--- begin ---

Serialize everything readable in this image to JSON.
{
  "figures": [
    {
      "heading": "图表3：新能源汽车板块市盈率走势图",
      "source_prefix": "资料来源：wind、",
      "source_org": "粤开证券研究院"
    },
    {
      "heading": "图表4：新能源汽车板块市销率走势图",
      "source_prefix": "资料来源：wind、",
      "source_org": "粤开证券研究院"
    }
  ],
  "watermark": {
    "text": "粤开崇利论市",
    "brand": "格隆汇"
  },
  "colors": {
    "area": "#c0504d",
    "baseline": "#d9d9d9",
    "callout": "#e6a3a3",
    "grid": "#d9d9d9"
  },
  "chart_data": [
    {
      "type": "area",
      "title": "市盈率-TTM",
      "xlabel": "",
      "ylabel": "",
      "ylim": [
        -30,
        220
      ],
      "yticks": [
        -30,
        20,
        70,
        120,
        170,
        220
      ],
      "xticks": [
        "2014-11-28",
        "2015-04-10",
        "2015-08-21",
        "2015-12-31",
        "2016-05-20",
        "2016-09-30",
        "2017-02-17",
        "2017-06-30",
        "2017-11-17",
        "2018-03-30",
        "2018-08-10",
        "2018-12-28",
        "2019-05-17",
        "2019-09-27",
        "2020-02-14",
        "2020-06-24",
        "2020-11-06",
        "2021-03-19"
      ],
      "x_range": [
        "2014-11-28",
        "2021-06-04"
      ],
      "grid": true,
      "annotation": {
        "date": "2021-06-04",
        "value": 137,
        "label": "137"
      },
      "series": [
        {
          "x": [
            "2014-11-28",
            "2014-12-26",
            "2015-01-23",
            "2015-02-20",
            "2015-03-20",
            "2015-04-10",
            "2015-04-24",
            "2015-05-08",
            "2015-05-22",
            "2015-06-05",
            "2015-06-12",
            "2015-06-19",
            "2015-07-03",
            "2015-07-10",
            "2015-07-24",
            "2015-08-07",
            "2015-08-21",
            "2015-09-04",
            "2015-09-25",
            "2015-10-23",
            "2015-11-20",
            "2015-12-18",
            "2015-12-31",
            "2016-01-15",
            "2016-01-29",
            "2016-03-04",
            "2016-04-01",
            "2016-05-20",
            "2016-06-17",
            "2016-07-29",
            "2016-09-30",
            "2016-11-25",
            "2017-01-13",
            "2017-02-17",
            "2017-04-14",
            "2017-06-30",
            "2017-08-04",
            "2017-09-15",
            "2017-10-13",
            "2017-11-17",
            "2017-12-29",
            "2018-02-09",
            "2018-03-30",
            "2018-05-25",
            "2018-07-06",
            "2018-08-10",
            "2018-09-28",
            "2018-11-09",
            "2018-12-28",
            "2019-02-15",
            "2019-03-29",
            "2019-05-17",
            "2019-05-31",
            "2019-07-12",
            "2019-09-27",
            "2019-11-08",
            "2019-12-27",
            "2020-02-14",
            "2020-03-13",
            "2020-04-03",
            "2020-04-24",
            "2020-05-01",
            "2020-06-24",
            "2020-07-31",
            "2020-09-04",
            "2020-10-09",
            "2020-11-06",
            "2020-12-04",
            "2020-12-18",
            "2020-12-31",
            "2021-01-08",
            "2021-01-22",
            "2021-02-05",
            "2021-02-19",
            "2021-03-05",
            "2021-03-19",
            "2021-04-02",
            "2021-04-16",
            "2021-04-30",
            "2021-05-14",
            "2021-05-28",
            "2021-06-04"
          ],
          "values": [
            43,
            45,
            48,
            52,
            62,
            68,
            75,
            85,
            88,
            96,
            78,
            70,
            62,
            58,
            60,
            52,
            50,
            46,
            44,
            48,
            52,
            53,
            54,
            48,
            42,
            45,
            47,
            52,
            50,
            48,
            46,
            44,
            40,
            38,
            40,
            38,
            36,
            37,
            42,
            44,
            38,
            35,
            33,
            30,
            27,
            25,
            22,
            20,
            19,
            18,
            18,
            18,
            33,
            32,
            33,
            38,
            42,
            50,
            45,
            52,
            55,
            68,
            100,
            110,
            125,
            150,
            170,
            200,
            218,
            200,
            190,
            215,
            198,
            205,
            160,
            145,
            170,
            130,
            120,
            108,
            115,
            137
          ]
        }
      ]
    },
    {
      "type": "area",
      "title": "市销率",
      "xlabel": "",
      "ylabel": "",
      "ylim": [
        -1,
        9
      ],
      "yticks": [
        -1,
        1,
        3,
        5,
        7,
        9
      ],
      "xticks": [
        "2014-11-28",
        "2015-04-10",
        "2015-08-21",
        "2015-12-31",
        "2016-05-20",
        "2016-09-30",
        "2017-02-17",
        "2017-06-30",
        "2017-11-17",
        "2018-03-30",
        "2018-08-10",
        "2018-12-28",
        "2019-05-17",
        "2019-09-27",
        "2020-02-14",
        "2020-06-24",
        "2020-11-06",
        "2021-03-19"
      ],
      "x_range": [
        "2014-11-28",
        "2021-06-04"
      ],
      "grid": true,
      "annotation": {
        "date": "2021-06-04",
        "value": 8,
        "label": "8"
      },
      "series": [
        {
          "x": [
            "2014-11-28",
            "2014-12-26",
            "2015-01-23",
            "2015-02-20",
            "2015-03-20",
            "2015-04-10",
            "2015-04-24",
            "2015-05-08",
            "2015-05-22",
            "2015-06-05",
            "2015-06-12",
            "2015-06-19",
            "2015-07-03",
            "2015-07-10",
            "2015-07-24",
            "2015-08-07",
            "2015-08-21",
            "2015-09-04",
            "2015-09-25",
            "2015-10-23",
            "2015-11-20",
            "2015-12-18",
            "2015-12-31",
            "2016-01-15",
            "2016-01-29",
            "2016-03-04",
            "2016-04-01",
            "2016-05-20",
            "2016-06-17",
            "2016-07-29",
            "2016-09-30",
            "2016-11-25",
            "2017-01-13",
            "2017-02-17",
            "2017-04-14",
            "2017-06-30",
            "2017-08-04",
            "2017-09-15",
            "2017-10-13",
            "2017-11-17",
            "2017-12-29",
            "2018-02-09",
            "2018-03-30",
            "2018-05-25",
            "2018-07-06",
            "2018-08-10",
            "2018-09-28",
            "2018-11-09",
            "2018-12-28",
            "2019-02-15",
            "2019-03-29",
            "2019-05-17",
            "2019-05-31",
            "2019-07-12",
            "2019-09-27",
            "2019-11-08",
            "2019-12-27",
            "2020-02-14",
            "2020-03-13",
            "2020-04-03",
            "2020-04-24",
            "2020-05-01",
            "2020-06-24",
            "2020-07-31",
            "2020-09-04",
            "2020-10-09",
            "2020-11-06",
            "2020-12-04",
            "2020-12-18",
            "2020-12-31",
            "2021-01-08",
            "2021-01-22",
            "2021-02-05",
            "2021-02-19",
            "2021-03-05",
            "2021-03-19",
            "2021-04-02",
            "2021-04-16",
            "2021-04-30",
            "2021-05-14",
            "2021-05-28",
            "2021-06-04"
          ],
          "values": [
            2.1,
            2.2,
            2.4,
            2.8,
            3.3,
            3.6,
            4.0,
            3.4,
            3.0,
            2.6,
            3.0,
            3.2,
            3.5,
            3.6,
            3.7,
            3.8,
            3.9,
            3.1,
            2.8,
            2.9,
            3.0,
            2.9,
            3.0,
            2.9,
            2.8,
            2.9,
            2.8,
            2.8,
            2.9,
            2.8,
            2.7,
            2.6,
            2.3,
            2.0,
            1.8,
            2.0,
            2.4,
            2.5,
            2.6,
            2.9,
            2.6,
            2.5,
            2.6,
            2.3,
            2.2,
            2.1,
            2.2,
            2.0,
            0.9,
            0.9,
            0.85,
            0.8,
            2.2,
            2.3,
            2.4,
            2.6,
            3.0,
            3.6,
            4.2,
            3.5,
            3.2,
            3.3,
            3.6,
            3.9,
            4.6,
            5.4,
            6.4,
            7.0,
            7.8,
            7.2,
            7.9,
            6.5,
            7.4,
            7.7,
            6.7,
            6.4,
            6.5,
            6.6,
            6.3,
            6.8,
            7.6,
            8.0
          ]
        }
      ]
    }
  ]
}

--- end ---

__Directions__: Show every line from the entries above in which the word "heading" appears.

__Answer to this task__:
      "heading": "图表3：新能源汽车板块市盈率走势图",
      "heading": "图表4：新能源汽车板块市销率走势图",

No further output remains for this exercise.